• [TASK REQUIREMENTS]:
Count every line that has "subtitle" in it and give the total, nothing more.

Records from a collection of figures
—————

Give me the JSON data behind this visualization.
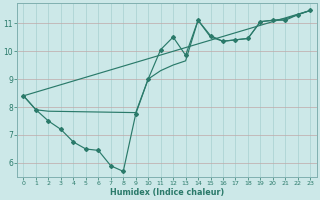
{
  "xlabel": "Humidex (Indice chaleur)",
  "bg_color": "#cce8e8",
  "grid_major_color": "#c0a8a8",
  "grid_minor_color": "#a8d0d0",
  "line_color": "#2a7a6a",
  "xlim": [
    -0.5,
    23.5
  ],
  "ylim": [
    5.5,
    11.7
  ],
  "xticks": [
    0,
    1,
    2,
    3,
    4,
    5,
    6,
    7,
    8,
    9,
    10,
    11,
    12,
    13,
    14,
    15,
    16,
    17,
    18,
    19,
    20,
    21,
    22,
    23
  ],
  "yticks": [
    6,
    7,
    8,
    9,
    10,
    11
  ],
  "line1_x": [
    0,
    1,
    2,
    3,
    4,
    5,
    6,
    7,
    8,
    9,
    10,
    11,
    12,
    13,
    14,
    15,
    16,
    17,
    18,
    19,
    20,
    21,
    22,
    23
  ],
  "line1_y": [
    8.4,
    7.9,
    7.5,
    7.2,
    6.75,
    6.5,
    6.45,
    5.9,
    5.7,
    7.75,
    9.0,
    10.05,
    10.5,
    9.85,
    11.1,
    10.55,
    10.35,
    10.4,
    10.45,
    11.05,
    11.1,
    11.1,
    11.3,
    11.45
  ],
  "line2_x": [
    0,
    1,
    2,
    9,
    10,
    11,
    12,
    13,
    14,
    15,
    16,
    17,
    18,
    19,
    20,
    21,
    22,
    23
  ],
  "line2_y": [
    8.4,
    7.9,
    7.85,
    7.8,
    9.0,
    9.3,
    9.5,
    9.65,
    11.1,
    10.5,
    10.35,
    10.4,
    10.45,
    11.05,
    11.1,
    11.15,
    11.3,
    11.45
  ],
  "line3_x": [
    0,
    23
  ],
  "line3_y": [
    8.4,
    11.45
  ],
  "marker": "D",
  "markersize": 2.0,
  "linewidth": 0.85
}
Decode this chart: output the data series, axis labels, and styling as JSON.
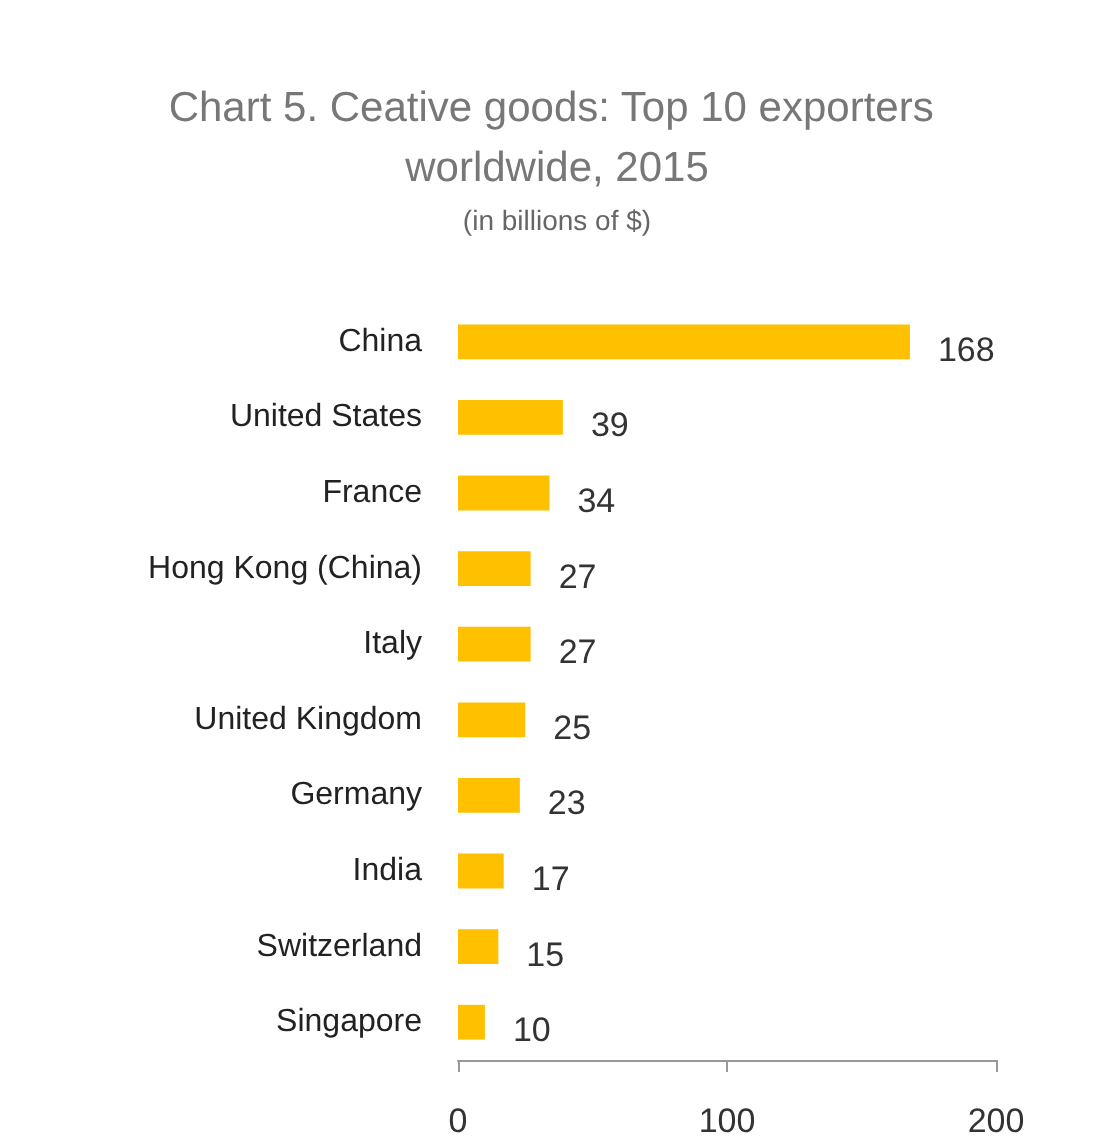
{
  "chart_data": {
    "type": "bar",
    "orientation": "horizontal",
    "title": "Chart 5. Ceative goods: Top 10 exporters worldwide, 2015",
    "subtitle": "(in billions of $)",
    "categories": [
      "China",
      "United States",
      "France",
      "Hong Kong (China)",
      "Italy",
      "United Kingdom",
      "Germany",
      "India",
      "Switzerland",
      "Singapore"
    ],
    "values": [
      168,
      39,
      34,
      27,
      27,
      25,
      23,
      17,
      15,
      10
    ],
    "color": "#ffc000",
    "xlim": [
      0,
      200
    ],
    "xticks": [
      0,
      100,
      200
    ],
    "grid": false,
    "data_labels": true
  }
}
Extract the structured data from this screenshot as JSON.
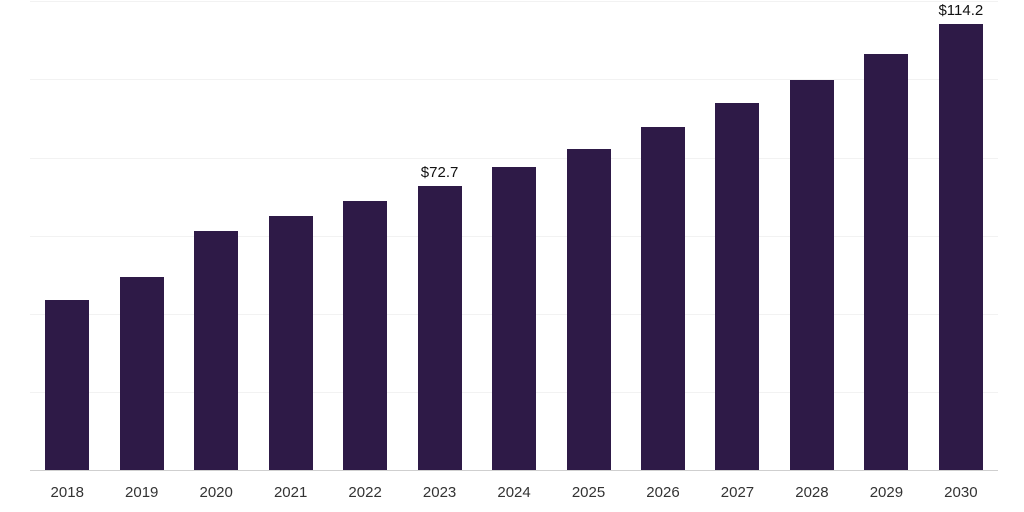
{
  "chart_data": {
    "type": "bar",
    "title": "",
    "xlabel": "",
    "ylabel": "",
    "categories": [
      "2018",
      "2019",
      "2020",
      "2021",
      "2022",
      "2023",
      "2024",
      "2025",
      "2026",
      "2027",
      "2028",
      "2029",
      "2030"
    ],
    "values": [
      43.6,
      49.4,
      61.2,
      65.0,
      68.9,
      72.7,
      77.6,
      82.2,
      87.8,
      94.0,
      99.9,
      106.5,
      114.2
    ],
    "data_labels": [
      "",
      "",
      "",
      "",
      "",
      "$72.7",
      "",
      "",
      "",
      "",
      "",
      "",
      "$114.2"
    ],
    "ylim": [
      0,
      120
    ],
    "gridline_step": 20,
    "grid": true,
    "legend": false,
    "bar_color": "#2e1a47",
    "axis_line_color": "#cfcfcf",
    "gridline_color": "#f2f2f2",
    "label_color": "#111111",
    "tick_color": "#333333"
  }
}
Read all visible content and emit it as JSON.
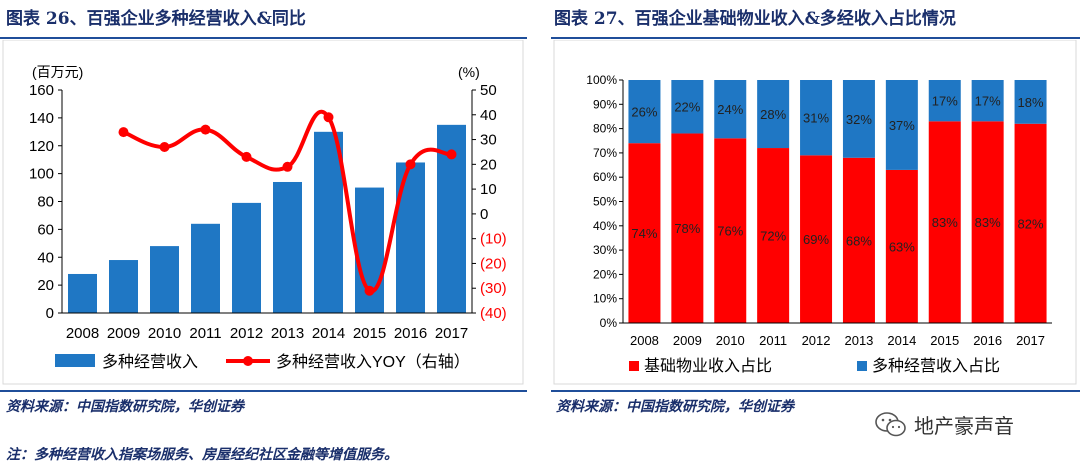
{
  "left": {
    "title": "图表 26、百强企业多种经营收入&同比",
    "source": "资料来源：中国指数研究院，华创证券",
    "note": "注：多种经营收入指案场服务、房屋经纪社区金融等增值服务。"
  },
  "right": {
    "title": "图表 27、百强企业基础物业收入&多经收入占比情况",
    "source": "资料来源：中国指数研究院，华创证券"
  },
  "watermark": "地产豪声音",
  "colors": {
    "bar_blue": "#1f77c4",
    "line_red": "#ff0000",
    "stack_red": "#ff0000",
    "stack_blue": "#1f77c4",
    "title": "#1a2f6b"
  },
  "chart_data": [
    {
      "type": "bar",
      "title": "百强企业多种经营收入&同比",
      "left_unit": "(百万元)",
      "right_unit": "(%)",
      "categories": [
        "2008",
        "2009",
        "2010",
        "2011",
        "2012",
        "2013",
        "2014",
        "2015",
        "2016",
        "2017"
      ],
      "series": [
        {
          "name": "多种经营收入",
          "type": "bar",
          "axis": "left",
          "values": [
            28,
            38,
            48,
            64,
            79,
            94,
            130,
            90,
            108,
            135
          ]
        },
        {
          "name": "多种经营收入YOY（右轴）",
          "type": "line",
          "axis": "right",
          "values": [
            null,
            33,
            27,
            34,
            23,
            19,
            39,
            -31,
            20,
            24
          ]
        }
      ],
      "ylim_left": [
        0,
        160
      ],
      "left_ticks": [
        "0",
        "20",
        "40",
        "60",
        "80",
        "100",
        "120",
        "140",
        "160"
      ],
      "ylim_right": [
        -40,
        50
      ],
      "right_ticks": [
        "(40)",
        "(30)",
        "(20)",
        "(10)",
        "0",
        "10",
        "20",
        "30",
        "40",
        "50"
      ]
    },
    {
      "type": "stacked_bar",
      "title": "百强企业基础物业收入&多经收入占比情况",
      "categories": [
        "2008",
        "2009",
        "2010",
        "2011",
        "2012",
        "2013",
        "2014",
        "2015",
        "2016",
        "2017"
      ],
      "series": [
        {
          "name": "基础物业收入占比",
          "values": [
            74,
            78,
            76,
            72,
            69,
            68,
            63,
            83,
            83,
            82
          ],
          "labels": [
            "74%",
            "78%",
            "76%",
            "72%",
            "69%",
            "68%",
            "63%",
            "83%",
            "83%",
            "82%"
          ]
        },
        {
          "name": "多种经营收入占比",
          "values": [
            26,
            22,
            24,
            28,
            31,
            32,
            37,
            17,
            17,
            18
          ],
          "labels": [
            "26%",
            "22%",
            "24%",
            "28%",
            "31%",
            "32%",
            "37%",
            "17%",
            "17%",
            "18%"
          ]
        }
      ],
      "ylim": [
        0,
        100
      ],
      "y_ticks": [
        "0%",
        "10%",
        "20%",
        "30%",
        "40%",
        "50%",
        "60%",
        "70%",
        "80%",
        "90%",
        "100%"
      ]
    }
  ]
}
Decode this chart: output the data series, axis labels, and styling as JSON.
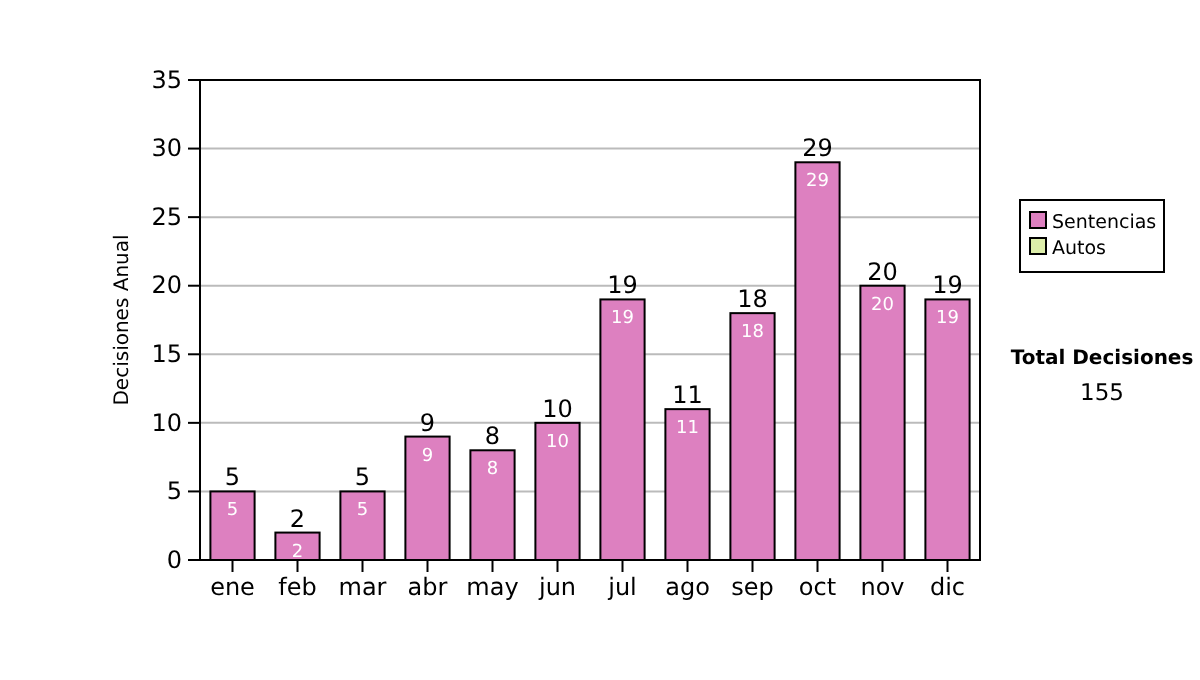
{
  "chart_data": {
    "type": "bar",
    "stacked": true,
    "ylabel": "Decisiones Anual",
    "categories": [
      "ene",
      "feb",
      "mar",
      "abr",
      "may",
      "jun",
      "jul",
      "ago",
      "sep",
      "oct",
      "nov",
      "dic"
    ],
    "series": [
      {
        "name": "Sentencias",
        "color": "#dd80c0",
        "values": [
          5,
          2,
          5,
          9,
          8,
          10,
          19,
          11,
          18,
          29,
          20,
          19
        ],
        "value_labels": [
          "5",
          "2",
          "5",
          "9",
          "8",
          "10",
          "19",
          "11",
          "18",
          "29",
          "20",
          "19"
        ]
      },
      {
        "name": "Autos",
        "color": "#ddeeaa",
        "values": [
          0,
          0,
          0,
          0,
          0,
          0,
          0,
          0,
          0,
          0,
          0,
          0
        ]
      }
    ],
    "totals": [
      "5",
      "2",
      "5",
      "9",
      "8",
      "10",
      "19",
      "11",
      "18",
      "29",
      "20",
      "19"
    ],
    "ylim": [
      0,
      35
    ],
    "yticks": [
      0,
      5,
      10,
      15,
      20,
      25,
      30,
      35
    ],
    "grid": "y",
    "legend": "right",
    "annotations": [
      "Total Decisiones",
      "155"
    ]
  }
}
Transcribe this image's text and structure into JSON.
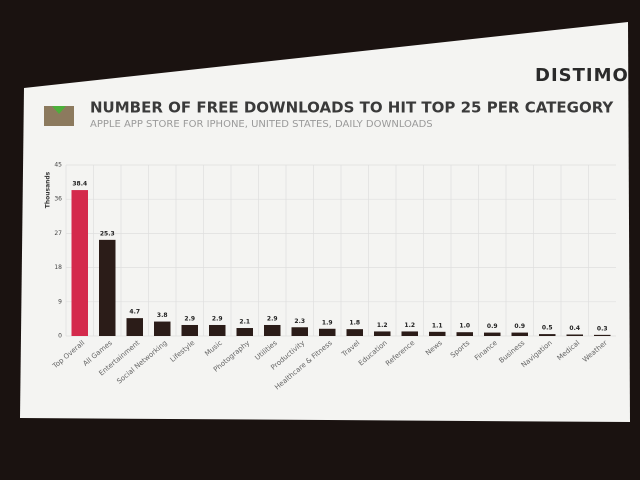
{
  "chart_data": {
    "type": "bar",
    "title": "NUMBER OF FREE DOWNLOADS TO HIT TOP 25 PER CATEGORY",
    "subtitle": "APPLE APP STORE FOR IPHONE, UNITED STATES, DAILY DOWNLOADS",
    "brand": "DISTIMO",
    "y_label": "Thousands",
    "categories": [
      "Top Overall",
      "All Games",
      "Entertainment",
      "Social Networking",
      "Lifestyle",
      "Music",
      "Photography",
      "Utilities",
      "Productivity",
      "Healthcare & Fitness",
      "Travel",
      "Education",
      "Reference",
      "News",
      "Sports",
      "Finance",
      "Business",
      "Navigation",
      "Medical",
      "Weather"
    ],
    "values": [
      38.4,
      25.3,
      4.7,
      3.8,
      2.9,
      2.9,
      2.1,
      2.9,
      2.3,
      1.9,
      1.8,
      1.2,
      1.2,
      1.1,
      1.0,
      0.9,
      0.9,
      0.5,
      0.4,
      0.3
    ],
    "value_labels": [
      "38.4",
      "25.3",
      "4.7",
      "3.8",
      "2.9",
      "2.9",
      "2.1",
      "2.9",
      "2.3",
      "1.9",
      "1.8",
      "1.2",
      "1.2",
      "1.1",
      "1.0",
      "0.9",
      "0.9",
      "0.5",
      "0.4",
      "0.3"
    ],
    "colors": [
      "#d42a4c",
      "#2b1c18",
      "#2b1c18",
      "#2b1c18",
      "#2b1c18",
      "#2b1c18",
      "#2b1c18",
      "#2b1c18",
      "#2b1c18",
      "#2b1c18",
      "#2b1c18",
      "#2b1c18",
      "#2b1c18",
      "#2b1c18",
      "#2b1c18",
      "#2b1c18",
      "#2b1c18",
      "#2b1c18",
      "#2b1c18",
      "#2b1c18"
    ],
    "ylim": [
      0,
      45
    ],
    "yticks": [
      0,
      9,
      18,
      27,
      36,
      45
    ],
    "grid": true
  }
}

—————

• [RESULT BELOW]:
2